### SET TASK
Determine the number of lines that have the string "employed" in them, and give only that number.

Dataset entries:
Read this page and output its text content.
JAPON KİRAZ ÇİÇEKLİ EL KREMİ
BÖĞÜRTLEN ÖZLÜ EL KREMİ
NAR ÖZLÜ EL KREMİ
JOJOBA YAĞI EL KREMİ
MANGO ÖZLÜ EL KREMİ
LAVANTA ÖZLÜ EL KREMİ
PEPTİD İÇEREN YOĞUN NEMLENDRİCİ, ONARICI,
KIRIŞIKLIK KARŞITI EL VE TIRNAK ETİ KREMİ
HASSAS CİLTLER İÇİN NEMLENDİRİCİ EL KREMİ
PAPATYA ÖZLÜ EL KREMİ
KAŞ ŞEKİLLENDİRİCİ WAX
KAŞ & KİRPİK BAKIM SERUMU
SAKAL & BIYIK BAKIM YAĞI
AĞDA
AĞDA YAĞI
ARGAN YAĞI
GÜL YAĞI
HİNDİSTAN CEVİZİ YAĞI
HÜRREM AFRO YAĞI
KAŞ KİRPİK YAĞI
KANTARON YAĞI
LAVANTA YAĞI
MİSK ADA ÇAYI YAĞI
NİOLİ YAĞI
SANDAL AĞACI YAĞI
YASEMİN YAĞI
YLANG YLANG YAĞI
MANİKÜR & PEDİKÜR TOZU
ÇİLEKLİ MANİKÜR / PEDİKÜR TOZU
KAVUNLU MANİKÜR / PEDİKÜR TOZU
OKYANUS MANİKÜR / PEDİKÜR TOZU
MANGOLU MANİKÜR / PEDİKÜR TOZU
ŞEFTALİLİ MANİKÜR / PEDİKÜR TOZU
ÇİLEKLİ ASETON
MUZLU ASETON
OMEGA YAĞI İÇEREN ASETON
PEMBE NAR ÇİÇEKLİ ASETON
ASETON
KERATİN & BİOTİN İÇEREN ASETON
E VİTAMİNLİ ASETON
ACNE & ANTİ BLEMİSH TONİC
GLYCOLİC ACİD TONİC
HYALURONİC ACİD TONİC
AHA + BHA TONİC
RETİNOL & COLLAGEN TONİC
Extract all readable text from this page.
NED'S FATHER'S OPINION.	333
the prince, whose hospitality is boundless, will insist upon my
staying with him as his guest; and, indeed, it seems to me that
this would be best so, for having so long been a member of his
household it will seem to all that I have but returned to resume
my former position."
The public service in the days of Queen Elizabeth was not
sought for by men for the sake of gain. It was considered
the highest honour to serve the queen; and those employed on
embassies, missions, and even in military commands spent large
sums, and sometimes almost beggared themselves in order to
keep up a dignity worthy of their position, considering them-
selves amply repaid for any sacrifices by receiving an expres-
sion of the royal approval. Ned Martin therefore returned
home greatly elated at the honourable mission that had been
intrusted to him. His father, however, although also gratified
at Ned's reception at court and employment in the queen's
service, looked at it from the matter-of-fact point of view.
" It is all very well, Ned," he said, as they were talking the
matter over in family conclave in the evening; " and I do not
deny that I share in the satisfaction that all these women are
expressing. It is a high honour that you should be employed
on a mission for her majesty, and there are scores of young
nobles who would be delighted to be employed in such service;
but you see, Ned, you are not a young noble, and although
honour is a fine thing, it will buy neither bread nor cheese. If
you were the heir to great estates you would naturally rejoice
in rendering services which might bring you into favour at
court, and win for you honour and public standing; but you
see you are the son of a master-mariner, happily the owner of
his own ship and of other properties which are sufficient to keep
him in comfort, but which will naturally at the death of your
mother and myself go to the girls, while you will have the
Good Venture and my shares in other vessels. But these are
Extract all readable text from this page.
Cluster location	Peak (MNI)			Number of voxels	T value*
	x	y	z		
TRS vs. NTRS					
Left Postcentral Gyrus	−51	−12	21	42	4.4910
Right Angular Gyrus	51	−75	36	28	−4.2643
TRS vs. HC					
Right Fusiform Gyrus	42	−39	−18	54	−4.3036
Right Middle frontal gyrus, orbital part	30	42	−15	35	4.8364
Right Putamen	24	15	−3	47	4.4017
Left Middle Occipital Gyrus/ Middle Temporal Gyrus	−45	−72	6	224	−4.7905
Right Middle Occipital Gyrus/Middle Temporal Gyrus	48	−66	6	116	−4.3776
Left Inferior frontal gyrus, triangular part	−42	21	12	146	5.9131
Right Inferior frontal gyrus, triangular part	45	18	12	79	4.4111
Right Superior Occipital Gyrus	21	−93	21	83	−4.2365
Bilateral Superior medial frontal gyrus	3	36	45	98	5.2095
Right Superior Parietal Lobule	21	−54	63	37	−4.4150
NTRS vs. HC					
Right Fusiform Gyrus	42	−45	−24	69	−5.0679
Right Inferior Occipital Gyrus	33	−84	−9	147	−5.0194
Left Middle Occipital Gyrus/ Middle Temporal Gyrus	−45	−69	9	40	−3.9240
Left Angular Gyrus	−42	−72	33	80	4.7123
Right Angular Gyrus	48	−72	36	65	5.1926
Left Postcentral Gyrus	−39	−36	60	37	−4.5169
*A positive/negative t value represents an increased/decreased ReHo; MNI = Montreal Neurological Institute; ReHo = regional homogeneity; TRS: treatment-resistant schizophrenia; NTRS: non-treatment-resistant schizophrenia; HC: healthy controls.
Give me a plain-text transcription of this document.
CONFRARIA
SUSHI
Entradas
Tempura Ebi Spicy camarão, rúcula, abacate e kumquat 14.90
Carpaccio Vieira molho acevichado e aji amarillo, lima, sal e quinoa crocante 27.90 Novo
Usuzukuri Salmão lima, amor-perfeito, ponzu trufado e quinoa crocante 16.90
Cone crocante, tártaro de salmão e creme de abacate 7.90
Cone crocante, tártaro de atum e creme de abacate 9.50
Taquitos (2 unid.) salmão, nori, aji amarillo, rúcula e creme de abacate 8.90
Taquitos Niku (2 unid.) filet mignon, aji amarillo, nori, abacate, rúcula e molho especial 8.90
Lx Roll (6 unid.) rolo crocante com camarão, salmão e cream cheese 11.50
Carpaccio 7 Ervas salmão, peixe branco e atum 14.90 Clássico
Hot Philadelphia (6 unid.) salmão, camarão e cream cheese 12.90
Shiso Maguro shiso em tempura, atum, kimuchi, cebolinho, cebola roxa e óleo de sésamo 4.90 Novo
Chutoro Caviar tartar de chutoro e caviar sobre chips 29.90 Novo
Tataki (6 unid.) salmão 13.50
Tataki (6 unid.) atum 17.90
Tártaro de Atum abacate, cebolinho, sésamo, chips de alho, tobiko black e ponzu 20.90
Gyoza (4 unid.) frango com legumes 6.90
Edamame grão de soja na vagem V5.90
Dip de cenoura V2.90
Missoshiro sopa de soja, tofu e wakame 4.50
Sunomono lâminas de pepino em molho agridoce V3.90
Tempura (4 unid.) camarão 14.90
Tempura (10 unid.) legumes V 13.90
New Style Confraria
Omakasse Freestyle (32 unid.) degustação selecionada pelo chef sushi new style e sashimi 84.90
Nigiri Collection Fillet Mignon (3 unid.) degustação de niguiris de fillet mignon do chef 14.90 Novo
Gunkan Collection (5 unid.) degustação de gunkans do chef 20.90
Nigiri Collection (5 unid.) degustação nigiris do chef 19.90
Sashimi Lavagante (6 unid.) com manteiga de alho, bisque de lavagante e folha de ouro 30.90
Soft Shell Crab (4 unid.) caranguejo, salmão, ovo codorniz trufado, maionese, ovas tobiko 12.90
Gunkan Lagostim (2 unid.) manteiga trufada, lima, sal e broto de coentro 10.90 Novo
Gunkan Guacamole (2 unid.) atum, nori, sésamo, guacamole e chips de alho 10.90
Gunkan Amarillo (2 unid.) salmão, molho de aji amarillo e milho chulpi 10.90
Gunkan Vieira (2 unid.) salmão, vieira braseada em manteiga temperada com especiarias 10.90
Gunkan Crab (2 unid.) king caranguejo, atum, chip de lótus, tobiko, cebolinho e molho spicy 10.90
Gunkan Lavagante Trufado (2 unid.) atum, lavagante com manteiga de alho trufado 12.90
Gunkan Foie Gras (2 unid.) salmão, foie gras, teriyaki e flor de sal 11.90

### SOLUTION FOR THIS TASK
3